Pull out every line below containing the word "cells".

----- Input -----

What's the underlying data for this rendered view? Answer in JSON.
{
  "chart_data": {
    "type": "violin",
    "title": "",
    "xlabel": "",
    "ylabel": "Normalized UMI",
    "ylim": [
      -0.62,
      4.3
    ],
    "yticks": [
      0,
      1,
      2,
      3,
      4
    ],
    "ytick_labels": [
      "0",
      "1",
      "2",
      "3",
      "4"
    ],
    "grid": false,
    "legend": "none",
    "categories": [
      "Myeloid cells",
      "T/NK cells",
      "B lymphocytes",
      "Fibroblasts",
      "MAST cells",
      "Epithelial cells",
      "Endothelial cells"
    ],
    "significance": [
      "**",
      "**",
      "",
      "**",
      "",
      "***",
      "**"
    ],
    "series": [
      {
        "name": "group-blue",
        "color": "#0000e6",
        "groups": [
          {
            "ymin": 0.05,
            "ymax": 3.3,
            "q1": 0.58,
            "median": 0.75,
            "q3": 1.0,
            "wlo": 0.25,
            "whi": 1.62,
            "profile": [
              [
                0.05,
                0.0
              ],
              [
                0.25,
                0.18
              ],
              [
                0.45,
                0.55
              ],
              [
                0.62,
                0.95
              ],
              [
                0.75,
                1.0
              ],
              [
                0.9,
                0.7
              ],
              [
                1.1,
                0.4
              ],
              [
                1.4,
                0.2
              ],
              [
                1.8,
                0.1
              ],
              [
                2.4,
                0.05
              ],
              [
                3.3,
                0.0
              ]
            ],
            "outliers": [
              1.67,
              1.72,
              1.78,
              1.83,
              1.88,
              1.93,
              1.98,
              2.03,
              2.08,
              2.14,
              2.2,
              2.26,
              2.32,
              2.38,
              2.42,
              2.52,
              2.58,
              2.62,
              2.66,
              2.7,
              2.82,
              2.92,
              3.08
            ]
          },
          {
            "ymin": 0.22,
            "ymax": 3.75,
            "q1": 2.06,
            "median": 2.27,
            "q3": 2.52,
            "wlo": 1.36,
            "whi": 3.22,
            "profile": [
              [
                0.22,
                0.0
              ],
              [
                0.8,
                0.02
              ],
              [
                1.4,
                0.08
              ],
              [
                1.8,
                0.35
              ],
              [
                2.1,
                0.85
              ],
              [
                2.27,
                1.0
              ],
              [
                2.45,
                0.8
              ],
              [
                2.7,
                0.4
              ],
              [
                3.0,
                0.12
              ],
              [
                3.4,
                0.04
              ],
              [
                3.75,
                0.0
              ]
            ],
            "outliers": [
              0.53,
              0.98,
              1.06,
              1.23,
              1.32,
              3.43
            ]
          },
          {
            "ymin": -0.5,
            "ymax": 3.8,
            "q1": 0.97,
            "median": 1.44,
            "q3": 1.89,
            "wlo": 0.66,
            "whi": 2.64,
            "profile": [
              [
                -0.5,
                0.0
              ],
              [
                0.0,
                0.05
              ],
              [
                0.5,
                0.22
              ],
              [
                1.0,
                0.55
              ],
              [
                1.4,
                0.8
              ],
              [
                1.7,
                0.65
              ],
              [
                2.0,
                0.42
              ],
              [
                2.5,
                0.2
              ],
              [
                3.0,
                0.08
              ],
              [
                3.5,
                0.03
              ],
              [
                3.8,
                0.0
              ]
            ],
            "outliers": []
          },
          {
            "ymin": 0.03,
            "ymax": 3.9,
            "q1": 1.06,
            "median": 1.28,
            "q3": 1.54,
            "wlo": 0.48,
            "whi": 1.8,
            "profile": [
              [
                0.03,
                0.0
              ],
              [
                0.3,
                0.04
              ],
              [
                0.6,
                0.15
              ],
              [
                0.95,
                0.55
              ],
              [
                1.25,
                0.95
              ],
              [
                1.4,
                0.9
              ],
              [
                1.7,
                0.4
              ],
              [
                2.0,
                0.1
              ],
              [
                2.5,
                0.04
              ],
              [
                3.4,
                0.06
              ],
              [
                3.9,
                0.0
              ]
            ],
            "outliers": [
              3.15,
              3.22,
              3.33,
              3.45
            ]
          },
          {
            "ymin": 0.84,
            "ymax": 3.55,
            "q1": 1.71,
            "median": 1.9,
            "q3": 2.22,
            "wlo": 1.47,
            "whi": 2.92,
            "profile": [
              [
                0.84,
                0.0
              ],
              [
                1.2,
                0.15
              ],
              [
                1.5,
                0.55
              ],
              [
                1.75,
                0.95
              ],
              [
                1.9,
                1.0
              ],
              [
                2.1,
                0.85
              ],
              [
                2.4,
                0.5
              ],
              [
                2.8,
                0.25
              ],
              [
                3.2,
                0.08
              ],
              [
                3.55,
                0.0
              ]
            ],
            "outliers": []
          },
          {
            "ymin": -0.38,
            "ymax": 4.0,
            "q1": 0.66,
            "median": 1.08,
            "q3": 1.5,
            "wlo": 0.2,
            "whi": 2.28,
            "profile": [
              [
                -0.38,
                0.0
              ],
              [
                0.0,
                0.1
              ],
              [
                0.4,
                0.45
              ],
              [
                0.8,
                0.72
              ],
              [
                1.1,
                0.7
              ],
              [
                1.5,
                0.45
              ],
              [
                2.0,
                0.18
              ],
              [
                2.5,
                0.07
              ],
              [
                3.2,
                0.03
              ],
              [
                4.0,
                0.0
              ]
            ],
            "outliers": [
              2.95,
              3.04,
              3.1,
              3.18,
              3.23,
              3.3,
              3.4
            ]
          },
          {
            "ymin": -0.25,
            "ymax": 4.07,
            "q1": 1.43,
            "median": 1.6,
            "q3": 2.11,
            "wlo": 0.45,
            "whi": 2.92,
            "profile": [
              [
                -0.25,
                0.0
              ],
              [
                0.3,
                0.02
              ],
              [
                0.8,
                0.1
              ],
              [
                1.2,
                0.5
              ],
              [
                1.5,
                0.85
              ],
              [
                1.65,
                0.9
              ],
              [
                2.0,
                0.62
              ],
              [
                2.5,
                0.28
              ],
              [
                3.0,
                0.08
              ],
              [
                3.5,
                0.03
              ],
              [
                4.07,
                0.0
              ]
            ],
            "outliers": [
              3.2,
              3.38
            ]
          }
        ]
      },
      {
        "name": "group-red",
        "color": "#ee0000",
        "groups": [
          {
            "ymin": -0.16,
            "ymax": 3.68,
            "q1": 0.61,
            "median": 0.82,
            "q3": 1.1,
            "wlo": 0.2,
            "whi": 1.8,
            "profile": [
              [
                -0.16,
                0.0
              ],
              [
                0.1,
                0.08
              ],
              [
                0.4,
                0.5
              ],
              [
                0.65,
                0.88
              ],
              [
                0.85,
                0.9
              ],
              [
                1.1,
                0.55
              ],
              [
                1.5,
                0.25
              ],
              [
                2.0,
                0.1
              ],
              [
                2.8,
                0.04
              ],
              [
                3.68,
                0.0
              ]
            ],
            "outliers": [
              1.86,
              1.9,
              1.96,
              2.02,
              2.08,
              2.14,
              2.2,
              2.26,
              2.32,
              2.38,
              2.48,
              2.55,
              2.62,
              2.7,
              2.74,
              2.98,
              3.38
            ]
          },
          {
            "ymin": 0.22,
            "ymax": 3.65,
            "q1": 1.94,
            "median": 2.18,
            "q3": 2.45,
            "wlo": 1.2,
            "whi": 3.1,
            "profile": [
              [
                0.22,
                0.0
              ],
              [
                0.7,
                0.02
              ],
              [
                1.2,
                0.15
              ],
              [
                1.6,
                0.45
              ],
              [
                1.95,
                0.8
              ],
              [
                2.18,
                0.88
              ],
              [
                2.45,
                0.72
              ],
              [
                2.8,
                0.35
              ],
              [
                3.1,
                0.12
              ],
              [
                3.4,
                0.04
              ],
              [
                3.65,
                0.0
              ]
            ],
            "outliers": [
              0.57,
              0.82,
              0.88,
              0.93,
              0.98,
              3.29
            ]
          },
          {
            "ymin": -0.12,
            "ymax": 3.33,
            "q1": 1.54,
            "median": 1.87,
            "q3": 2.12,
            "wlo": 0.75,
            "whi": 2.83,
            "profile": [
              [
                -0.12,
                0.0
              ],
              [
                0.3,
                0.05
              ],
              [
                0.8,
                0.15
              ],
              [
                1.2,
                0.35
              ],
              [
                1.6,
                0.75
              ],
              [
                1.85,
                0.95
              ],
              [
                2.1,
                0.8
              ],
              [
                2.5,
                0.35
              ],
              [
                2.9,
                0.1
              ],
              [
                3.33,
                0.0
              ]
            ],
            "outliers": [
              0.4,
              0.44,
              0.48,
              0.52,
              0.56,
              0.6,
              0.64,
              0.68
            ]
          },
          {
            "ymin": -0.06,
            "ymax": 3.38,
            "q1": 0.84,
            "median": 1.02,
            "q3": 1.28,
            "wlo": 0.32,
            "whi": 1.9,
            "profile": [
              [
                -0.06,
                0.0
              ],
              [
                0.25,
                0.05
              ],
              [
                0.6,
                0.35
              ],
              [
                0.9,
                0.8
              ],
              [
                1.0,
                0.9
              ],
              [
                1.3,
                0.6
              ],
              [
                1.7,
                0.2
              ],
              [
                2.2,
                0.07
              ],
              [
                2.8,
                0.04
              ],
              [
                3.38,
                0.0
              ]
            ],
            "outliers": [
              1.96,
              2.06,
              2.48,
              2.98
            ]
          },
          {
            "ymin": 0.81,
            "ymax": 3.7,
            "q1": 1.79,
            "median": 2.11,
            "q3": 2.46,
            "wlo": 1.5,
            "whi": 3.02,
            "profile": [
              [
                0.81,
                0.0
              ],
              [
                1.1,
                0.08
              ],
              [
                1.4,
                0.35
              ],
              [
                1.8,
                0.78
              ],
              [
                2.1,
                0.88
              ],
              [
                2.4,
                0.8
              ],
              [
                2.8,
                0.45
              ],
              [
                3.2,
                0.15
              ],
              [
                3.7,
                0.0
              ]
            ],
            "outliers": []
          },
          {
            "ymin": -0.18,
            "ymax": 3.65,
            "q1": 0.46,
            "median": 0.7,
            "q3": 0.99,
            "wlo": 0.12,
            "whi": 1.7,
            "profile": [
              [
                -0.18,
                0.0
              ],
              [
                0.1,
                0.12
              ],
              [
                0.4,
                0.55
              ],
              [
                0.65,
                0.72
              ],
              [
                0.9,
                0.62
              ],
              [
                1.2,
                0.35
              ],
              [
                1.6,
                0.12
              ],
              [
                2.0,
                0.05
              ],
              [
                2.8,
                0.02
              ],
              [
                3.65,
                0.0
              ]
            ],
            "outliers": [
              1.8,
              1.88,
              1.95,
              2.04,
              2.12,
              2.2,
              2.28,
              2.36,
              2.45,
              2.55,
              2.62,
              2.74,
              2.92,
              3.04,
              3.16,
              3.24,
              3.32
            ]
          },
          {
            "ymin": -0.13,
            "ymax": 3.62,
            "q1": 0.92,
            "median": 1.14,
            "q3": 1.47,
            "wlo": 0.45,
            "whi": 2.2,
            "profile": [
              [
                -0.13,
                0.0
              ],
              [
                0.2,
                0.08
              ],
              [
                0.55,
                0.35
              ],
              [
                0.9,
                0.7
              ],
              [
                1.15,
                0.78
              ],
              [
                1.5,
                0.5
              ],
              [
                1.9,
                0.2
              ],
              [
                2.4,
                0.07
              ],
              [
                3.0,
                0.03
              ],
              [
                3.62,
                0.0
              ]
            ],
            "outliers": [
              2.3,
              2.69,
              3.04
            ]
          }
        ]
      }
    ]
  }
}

-----

Answer for this exercise:
      "Myeloid cells",
      "T/NK cells",
      "MAST cells",
      "Epithelial cells",
      "Endothelial cells"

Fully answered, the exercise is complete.